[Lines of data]
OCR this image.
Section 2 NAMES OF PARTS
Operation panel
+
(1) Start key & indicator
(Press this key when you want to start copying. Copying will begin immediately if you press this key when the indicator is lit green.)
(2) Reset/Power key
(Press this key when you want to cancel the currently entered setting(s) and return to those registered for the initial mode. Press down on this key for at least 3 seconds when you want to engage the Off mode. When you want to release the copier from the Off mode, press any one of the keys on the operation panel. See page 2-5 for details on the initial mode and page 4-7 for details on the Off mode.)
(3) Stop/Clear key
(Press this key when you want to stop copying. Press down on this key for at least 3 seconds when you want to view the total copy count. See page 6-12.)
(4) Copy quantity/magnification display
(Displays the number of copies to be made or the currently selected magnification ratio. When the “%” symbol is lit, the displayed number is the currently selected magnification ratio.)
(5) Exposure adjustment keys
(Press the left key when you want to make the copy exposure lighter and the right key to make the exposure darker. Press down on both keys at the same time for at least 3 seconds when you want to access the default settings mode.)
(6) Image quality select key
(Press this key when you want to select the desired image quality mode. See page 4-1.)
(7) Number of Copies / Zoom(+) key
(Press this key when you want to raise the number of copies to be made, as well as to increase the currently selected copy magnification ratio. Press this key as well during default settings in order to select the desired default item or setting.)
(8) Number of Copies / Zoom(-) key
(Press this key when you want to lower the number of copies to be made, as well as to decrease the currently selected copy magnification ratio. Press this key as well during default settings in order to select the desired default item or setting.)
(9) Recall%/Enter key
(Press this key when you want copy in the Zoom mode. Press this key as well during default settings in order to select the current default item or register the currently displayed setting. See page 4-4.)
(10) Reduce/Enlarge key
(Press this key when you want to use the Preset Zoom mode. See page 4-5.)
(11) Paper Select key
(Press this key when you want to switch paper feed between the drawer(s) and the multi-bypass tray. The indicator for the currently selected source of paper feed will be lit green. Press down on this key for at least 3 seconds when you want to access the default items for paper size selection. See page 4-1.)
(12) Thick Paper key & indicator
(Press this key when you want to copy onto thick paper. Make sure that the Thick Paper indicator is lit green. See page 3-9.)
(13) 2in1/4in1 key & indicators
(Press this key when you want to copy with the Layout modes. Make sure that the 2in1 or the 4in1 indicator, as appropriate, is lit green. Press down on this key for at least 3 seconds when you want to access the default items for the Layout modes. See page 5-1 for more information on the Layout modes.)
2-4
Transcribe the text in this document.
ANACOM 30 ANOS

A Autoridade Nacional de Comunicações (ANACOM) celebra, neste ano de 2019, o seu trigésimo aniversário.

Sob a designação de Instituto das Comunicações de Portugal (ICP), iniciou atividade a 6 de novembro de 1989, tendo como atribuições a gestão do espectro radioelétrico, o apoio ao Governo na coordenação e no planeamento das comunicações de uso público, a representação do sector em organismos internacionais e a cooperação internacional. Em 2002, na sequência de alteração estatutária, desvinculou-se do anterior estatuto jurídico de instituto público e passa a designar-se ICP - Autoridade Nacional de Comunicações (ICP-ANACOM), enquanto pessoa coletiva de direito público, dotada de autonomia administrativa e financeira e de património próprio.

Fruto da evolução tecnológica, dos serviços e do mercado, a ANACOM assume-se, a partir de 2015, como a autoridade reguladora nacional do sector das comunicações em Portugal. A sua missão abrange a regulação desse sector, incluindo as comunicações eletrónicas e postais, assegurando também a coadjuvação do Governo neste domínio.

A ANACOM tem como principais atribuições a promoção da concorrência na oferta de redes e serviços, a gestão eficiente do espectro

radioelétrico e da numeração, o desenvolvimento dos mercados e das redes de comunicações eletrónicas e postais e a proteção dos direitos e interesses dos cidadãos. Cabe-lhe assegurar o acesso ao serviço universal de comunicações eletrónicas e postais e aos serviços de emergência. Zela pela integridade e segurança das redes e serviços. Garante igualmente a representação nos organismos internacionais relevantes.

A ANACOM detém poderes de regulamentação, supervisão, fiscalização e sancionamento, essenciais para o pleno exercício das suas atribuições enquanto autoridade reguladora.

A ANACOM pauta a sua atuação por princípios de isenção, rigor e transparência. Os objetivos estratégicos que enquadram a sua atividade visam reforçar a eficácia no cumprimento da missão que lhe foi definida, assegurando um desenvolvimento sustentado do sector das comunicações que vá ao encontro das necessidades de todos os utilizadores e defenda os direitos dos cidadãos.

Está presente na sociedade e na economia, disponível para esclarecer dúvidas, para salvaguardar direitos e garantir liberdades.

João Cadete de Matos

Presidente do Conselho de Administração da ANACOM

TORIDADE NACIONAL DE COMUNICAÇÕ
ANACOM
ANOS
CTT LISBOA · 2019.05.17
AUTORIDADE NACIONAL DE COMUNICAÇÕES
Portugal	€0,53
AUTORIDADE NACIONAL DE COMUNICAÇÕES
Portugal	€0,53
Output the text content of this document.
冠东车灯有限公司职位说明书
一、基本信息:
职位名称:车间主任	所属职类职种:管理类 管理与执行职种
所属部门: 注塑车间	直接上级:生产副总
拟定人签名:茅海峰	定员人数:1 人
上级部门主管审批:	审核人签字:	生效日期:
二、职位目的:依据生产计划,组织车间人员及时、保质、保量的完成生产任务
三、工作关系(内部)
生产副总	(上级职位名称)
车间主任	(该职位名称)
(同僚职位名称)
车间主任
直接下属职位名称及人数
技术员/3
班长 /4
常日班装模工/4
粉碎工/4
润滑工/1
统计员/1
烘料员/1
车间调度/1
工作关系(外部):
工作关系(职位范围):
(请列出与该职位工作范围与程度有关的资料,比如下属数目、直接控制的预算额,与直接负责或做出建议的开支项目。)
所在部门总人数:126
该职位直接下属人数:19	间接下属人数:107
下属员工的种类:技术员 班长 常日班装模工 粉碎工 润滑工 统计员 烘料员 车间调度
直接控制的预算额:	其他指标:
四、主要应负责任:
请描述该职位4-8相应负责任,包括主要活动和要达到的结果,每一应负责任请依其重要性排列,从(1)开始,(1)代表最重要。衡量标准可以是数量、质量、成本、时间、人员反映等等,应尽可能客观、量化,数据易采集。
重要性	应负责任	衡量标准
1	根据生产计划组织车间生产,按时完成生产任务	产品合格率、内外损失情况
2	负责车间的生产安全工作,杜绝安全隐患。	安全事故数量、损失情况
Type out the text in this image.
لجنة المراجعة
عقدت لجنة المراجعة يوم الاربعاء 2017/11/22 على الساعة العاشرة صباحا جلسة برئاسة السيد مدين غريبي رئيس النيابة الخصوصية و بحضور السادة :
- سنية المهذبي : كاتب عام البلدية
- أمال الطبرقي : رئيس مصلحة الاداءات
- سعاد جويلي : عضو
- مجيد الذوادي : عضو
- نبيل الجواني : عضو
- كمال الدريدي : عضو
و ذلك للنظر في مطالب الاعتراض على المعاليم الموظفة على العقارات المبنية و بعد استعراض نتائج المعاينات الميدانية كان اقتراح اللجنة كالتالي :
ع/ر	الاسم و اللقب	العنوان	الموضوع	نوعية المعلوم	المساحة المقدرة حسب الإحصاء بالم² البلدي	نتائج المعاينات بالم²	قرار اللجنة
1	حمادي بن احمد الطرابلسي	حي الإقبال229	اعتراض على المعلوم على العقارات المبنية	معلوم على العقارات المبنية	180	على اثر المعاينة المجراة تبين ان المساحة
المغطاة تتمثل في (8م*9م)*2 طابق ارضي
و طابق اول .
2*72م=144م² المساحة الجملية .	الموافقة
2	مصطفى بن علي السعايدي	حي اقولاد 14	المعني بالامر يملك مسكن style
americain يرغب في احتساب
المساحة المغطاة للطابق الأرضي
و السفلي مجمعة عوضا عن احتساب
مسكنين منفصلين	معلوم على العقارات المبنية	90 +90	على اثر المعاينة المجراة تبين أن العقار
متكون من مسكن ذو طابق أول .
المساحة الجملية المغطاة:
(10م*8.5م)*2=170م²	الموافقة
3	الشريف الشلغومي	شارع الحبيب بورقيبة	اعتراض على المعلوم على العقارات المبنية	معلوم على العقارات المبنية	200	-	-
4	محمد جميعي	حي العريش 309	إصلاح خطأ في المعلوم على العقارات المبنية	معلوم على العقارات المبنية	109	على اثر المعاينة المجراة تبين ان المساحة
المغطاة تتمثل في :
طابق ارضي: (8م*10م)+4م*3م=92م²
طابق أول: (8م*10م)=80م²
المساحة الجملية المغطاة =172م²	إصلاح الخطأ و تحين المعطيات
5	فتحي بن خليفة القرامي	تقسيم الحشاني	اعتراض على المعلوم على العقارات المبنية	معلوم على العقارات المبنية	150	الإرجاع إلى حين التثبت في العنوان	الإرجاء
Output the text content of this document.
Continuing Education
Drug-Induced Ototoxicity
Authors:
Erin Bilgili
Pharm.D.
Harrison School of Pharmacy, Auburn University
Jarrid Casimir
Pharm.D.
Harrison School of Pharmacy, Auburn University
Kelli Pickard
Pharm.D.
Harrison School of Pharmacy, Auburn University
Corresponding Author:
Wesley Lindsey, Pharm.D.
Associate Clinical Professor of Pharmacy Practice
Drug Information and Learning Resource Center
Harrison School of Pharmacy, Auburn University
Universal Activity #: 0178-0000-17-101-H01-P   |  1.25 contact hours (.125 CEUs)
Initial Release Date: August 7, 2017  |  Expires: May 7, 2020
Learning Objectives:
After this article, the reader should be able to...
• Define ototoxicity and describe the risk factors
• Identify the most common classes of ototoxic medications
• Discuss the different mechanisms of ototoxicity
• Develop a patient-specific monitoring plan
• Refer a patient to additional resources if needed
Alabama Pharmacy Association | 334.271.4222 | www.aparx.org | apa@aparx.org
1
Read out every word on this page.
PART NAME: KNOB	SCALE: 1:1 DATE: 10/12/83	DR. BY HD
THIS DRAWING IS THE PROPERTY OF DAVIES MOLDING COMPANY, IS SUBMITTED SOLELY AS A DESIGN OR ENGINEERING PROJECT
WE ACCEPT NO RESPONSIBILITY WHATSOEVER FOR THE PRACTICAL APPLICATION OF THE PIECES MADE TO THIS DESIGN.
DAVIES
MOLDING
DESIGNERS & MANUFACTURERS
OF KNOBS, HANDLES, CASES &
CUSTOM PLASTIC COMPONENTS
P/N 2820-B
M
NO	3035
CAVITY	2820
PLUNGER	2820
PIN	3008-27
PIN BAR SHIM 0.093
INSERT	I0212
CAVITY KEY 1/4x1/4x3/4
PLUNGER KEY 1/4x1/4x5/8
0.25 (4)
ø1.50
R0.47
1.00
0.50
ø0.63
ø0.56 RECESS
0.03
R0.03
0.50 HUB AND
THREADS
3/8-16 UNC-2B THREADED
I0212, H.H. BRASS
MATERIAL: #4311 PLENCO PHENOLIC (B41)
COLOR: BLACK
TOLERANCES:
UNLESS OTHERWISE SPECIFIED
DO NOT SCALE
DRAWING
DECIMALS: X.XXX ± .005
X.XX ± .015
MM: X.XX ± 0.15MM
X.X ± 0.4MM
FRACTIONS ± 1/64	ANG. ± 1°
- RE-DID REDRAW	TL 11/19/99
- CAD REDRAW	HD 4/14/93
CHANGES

▶ **EXERCISE**: Show every line from the entries above in which "panel" appears.

▶ **FINISHED ANSWER**:
Operation panel
(Press this key when you want to cancel the currently entered setting(s) and return to those registered for the initial mode. Press down on this key for at least 3 seconds when you want to engage the Off mode. When you want to release the copier from the Off mode, press any one of the keys on the operation panel. See page 2-5 for details on the initial mode and page 4-7 for details on the Off mode.)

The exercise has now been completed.